**PROBLEM REQUIREMENTS:** Report all lines holding "cost".

**RAW RECORDS:**
____
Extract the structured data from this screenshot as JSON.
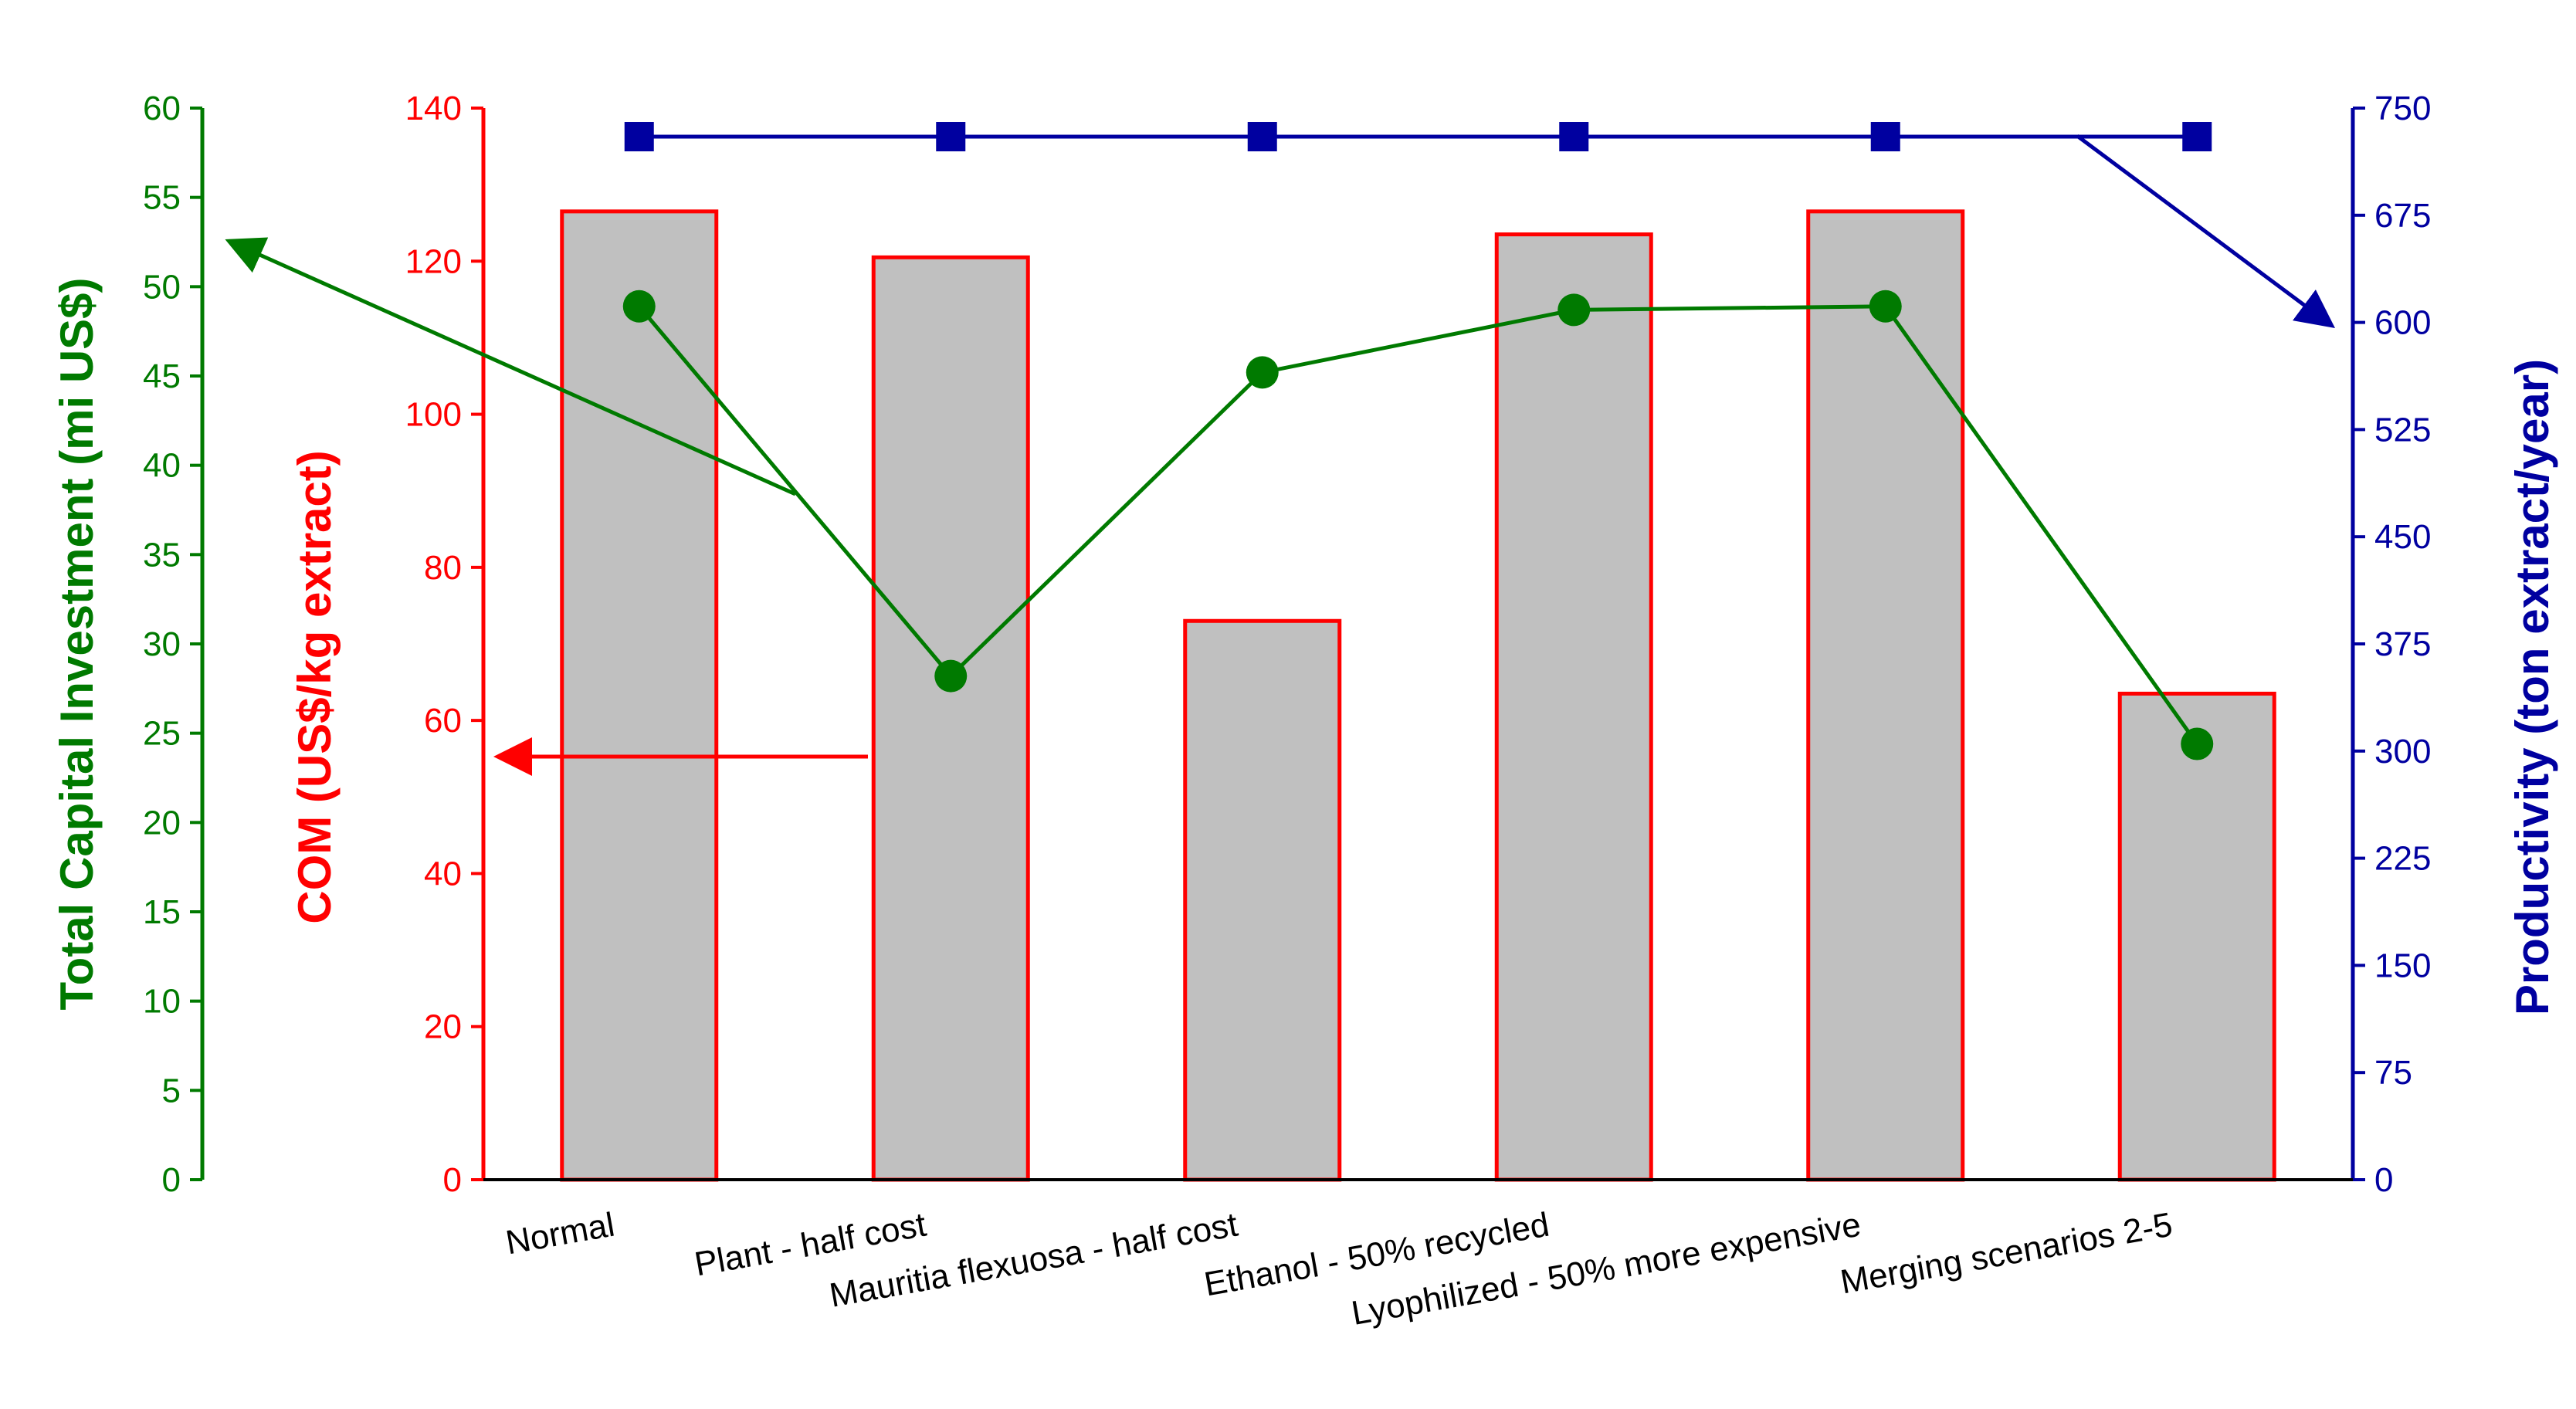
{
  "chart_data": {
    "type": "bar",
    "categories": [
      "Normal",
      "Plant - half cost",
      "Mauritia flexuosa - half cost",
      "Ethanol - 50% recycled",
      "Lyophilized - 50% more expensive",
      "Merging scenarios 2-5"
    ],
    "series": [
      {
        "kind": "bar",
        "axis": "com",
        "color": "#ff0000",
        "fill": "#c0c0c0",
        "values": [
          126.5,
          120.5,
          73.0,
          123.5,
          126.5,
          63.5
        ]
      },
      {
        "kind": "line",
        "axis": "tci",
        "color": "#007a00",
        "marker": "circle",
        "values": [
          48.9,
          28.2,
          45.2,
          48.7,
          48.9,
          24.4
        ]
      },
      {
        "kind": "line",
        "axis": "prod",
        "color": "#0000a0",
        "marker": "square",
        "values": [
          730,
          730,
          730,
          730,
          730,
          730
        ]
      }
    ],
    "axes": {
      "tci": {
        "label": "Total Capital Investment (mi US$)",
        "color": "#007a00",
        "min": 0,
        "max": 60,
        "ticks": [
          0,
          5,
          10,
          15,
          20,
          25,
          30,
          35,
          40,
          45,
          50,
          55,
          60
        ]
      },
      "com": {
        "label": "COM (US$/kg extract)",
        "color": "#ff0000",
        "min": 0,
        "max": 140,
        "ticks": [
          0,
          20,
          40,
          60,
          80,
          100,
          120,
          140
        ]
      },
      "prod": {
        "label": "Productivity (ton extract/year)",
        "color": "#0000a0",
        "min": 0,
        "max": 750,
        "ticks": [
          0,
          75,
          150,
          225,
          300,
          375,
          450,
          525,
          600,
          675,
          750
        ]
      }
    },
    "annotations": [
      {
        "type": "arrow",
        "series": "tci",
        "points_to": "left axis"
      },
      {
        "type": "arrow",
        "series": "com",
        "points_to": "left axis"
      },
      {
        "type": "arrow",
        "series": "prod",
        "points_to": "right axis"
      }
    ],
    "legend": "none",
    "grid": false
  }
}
____
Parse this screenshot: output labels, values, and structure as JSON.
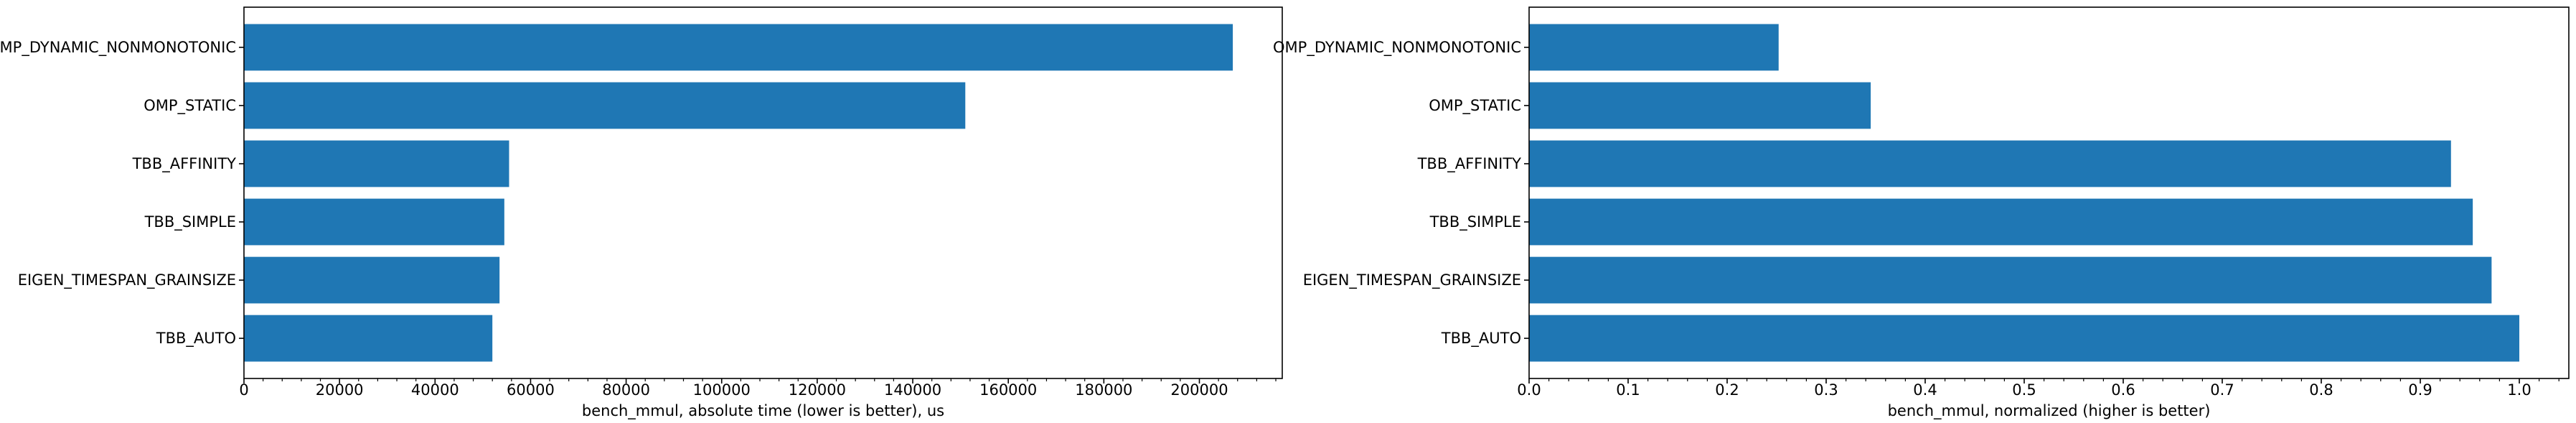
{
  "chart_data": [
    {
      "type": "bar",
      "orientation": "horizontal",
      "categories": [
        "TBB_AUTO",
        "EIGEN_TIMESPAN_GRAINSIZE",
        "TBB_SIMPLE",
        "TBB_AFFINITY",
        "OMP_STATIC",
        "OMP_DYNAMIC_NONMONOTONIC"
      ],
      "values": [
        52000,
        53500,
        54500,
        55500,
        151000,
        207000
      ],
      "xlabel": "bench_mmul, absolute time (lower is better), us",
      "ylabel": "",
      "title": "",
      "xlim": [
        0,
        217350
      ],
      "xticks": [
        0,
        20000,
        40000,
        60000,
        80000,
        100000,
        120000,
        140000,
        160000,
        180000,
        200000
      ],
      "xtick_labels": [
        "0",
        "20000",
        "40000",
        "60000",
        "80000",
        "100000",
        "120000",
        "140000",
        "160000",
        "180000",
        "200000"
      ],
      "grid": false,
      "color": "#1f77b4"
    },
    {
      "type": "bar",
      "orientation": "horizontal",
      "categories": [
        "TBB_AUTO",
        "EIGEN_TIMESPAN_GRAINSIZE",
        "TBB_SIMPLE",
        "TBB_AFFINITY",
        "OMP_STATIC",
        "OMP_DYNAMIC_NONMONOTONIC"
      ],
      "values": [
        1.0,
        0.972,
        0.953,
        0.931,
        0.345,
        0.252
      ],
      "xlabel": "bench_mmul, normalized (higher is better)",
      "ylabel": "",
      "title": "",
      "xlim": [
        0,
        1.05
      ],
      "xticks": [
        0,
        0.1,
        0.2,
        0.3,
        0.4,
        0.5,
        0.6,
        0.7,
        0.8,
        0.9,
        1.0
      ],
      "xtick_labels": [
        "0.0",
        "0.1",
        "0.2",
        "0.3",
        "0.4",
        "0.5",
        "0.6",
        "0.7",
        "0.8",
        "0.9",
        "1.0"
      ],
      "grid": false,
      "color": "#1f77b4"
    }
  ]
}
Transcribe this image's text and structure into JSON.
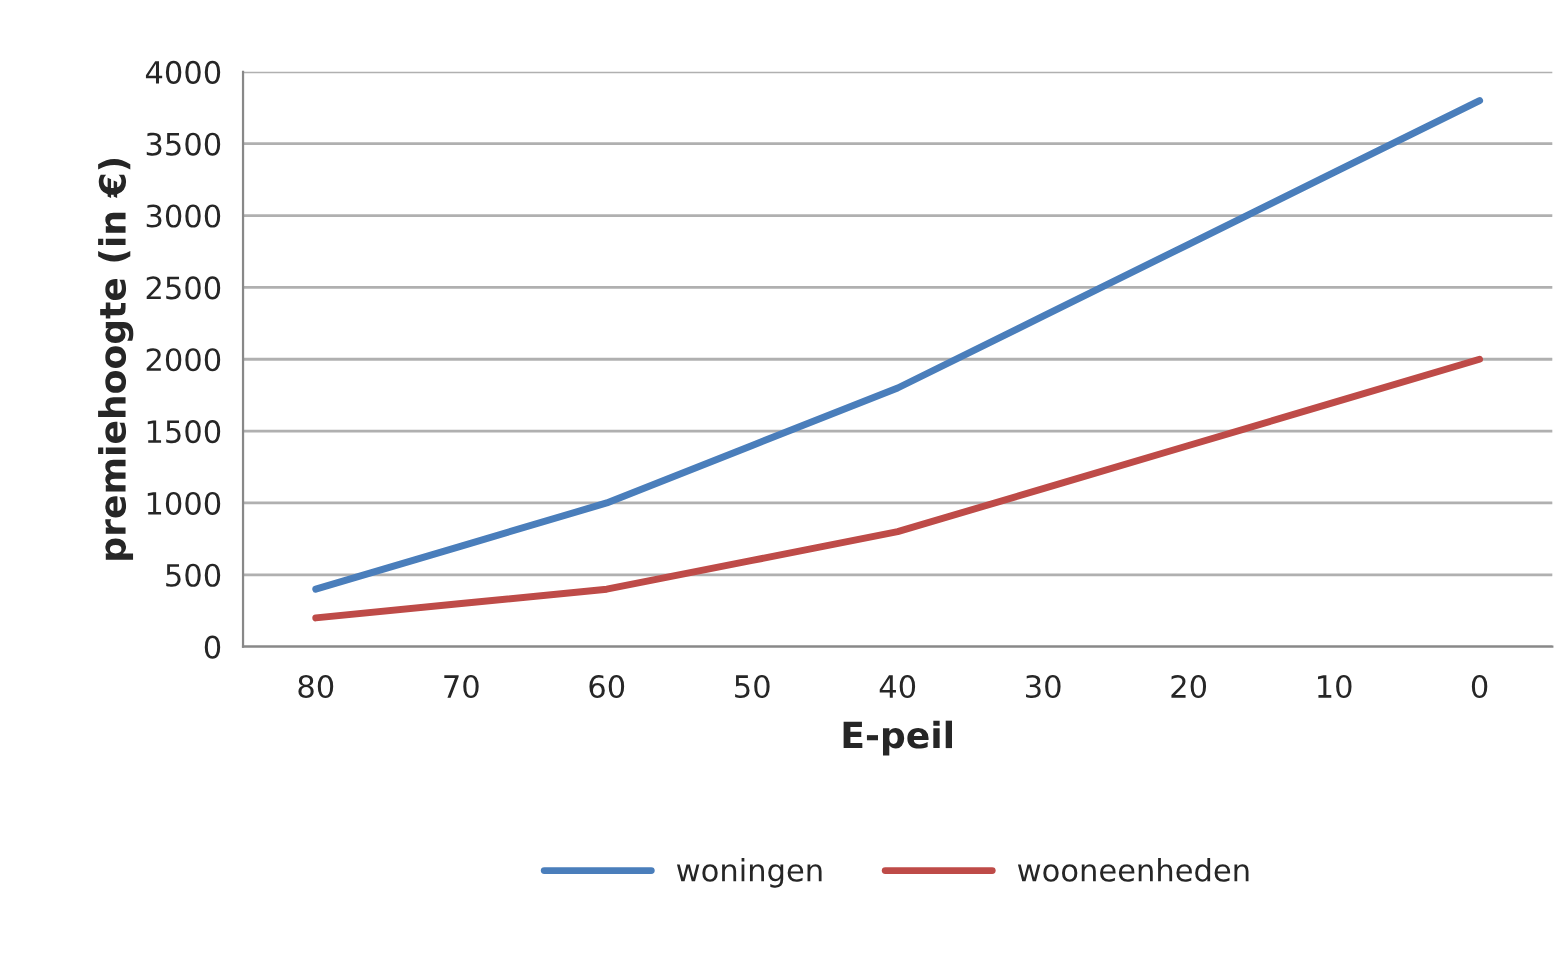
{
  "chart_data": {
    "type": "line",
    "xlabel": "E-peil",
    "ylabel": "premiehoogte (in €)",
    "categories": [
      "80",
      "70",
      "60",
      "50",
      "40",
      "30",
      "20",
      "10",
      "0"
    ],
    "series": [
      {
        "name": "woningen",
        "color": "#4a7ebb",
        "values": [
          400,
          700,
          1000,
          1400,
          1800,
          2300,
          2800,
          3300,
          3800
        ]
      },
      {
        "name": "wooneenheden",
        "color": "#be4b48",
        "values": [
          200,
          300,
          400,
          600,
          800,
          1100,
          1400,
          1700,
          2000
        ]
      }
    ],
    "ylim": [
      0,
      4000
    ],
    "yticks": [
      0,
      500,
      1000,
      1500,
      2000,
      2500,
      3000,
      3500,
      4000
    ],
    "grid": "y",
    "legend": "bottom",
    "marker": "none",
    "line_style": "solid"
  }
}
____
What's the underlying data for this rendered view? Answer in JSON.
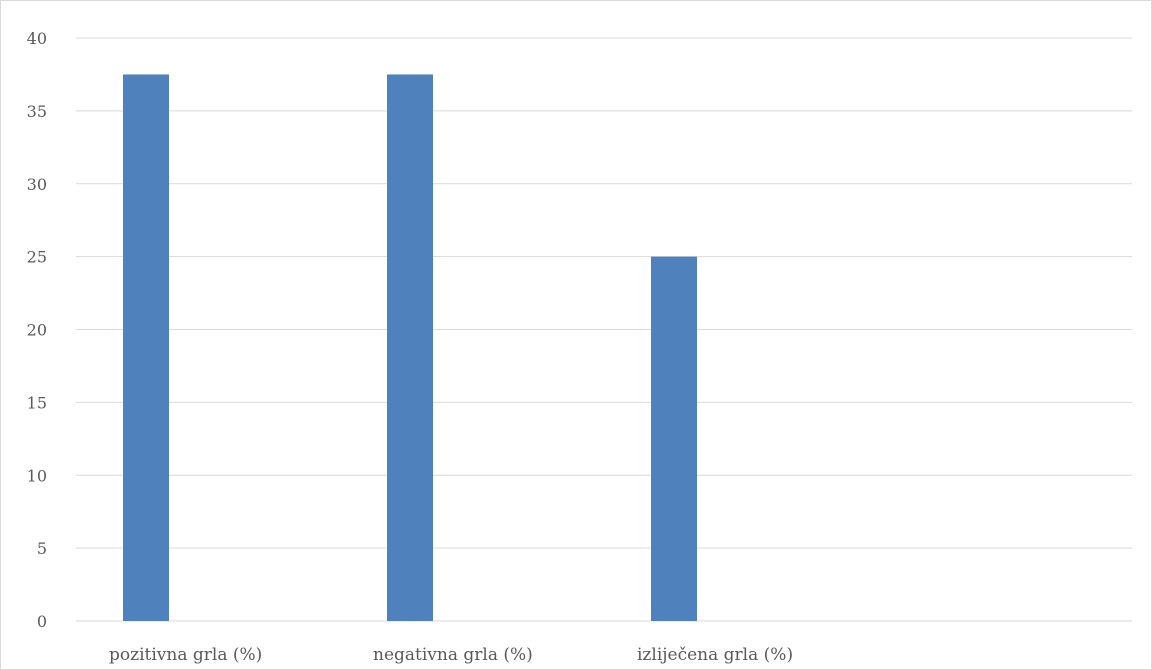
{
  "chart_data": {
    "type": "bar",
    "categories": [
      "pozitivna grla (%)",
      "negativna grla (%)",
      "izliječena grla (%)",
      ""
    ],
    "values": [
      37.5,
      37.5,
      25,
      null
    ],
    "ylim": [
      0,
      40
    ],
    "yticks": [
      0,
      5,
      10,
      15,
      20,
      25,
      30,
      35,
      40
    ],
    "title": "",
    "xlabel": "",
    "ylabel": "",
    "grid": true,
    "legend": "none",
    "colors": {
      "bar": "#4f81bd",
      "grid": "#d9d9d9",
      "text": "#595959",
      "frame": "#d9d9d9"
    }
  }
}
____
**EXERCISE OUTPUT:**
      "Plant - half cost",
      "Mauritia flexuosa - half cost",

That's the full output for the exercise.